■ TASK ITEM
Your job is to copy the data that follows exactly, every line included.

■ THE DATA
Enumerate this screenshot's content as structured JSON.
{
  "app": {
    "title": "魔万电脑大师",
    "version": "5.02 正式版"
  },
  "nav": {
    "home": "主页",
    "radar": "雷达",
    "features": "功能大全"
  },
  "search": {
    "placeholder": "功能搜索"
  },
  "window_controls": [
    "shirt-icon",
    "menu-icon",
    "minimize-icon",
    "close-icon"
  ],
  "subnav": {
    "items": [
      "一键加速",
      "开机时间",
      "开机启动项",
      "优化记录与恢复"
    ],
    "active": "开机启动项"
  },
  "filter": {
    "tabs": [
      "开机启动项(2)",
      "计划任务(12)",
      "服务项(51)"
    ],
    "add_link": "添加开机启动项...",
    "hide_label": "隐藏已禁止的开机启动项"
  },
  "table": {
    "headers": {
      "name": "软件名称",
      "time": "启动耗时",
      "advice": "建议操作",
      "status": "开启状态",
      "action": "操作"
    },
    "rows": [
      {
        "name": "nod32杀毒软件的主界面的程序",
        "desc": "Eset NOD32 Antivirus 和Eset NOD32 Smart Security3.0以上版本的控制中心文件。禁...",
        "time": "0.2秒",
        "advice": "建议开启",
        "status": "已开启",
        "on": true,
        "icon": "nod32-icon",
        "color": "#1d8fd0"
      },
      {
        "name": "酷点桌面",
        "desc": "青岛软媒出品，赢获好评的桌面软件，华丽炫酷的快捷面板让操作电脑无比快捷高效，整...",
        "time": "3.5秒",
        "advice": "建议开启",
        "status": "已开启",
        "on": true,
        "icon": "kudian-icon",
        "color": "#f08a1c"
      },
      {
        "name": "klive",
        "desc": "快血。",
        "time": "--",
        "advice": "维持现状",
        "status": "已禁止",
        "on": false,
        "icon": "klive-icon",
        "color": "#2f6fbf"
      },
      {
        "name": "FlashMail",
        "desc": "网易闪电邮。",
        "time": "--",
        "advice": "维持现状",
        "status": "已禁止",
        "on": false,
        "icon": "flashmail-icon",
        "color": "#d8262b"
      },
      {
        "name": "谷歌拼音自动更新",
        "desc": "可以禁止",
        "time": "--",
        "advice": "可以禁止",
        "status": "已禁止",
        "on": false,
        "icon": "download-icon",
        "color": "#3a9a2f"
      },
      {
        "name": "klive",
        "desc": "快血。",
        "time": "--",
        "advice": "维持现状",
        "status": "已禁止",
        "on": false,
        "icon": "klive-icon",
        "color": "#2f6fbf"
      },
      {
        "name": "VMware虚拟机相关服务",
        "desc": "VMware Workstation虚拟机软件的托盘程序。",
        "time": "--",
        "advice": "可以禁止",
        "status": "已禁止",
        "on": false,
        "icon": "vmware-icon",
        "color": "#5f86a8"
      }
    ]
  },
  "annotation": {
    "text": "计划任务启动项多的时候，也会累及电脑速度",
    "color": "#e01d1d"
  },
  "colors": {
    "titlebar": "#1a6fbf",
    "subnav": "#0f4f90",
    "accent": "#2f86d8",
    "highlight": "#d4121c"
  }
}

■ WRITTEN ANSWER
Enumerate this screenshot's content as structured JSON.
{
  "app": {
    "title": "魔万电脑大师",
    "version": "5.02 正式版"
  },
  "nav": {
    "home": "主页",
    "radar": "雷达",
    "features": "功能大全"
  },
  "search": {
    "placeholder": "功能搜索"
  },
  "window_controls": [
    "shirt-icon",
    "menu-icon",
    "minimize-icon",
    "close-icon"
  ],
  "subnav": {
    "items": [
      "一键加速",
      "开机时间",
      "开机启动项",
      "优化记录与恢复"
    ],
    "active": "开机启动项"
  },
  "filter": {
    "tabs": [
      "开机启动项(2)",
      "计划任务(12)",
      "服务项(51)"
    ],
    "add_link": "添加开机启动项...",
    "hide_label": "隐藏已禁止的开机启动项"
  },
  "table": {
    "headers": {
      "name": "软件名称",
      "time": "启动耗时",
      "advice": "建议操作",
      "status": "开启状态",
      "action": "操作"
    },
    "rows": [
      {
        "name": "nod32杀毒软件的主界面的程序",
        "desc": "Eset NOD32 Antivirus 和Eset NOD32 Smart Security3.0以上版本的控制中心文件。禁...",
        "time": "0.2秒",
        "advice": "建议开启",
        "status": "已开启",
        "on": true,
        "icon": "nod32-icon",
        "color": "#1d8fd0"
      },
      {
        "name": "酷点桌面",
        "desc": "青岛软媒出品，赢获好评的桌面软件，华丽炫酷的快捷面板让操作电脑无比快捷高效，整...",
        "time": "3.5秒",
        "advice": "建议开启",
        "status": "已开启",
        "on": true,
        "icon": "kudian-icon",
        "color": "#f08a1c"
      },
      {
        "name": "klive",
        "desc": "快血。",
        "time": "--",
        "advice": "维持现状",
        "status": "已禁止",
        "on": false,
        "icon": "klive-icon",
        "color": "#2f6fbf"
      },
      {
        "name": "FlashMail",
        "desc": "网易闪电邮。",
        "time": "--",
        "advice": "维持现状",
        "status": "已禁止",
        "on": false,
        "icon": "flashmail-icon",
        "color": "#d8262b"
      },
      {
        "name": "谷歌拼音自动更新",
        "desc": "可以禁止",
        "time": "--",
        "advice": "可以禁止",
        "status": "已禁止",
        "on": false,
        "icon": "download-icon",
        "color": "#3a9a2f"
      },
      {
        "name": "klive",
        "desc": "快血。",
        "time": "--",
        "advice": "维持现状",
        "status": "已禁止",
        "on": false,
        "icon": "klive-icon",
        "color": "#2f6fbf"
      },
      {
        "name": "VMware虚拟机相关服务",
        "desc": "VMware Workstation虚拟机软件的托盘程序。",
        "time": "--",
        "advice": "可以禁止",
        "status": "已禁止",
        "on": false,
        "icon": "vmware-icon",
        "color": "#5f86a8"
      }
    ]
  },
  "annotation": {
    "text": "计划任务启动项多的时候，也会累及电脑速度",
    "color": "#e01d1d"
  },
  "colors": {
    "titlebar": "#1a6fbf",
    "subnav": "#0f4f90",
    "accent": "#2f86d8",
    "highlight": "#d4121c"
  }
}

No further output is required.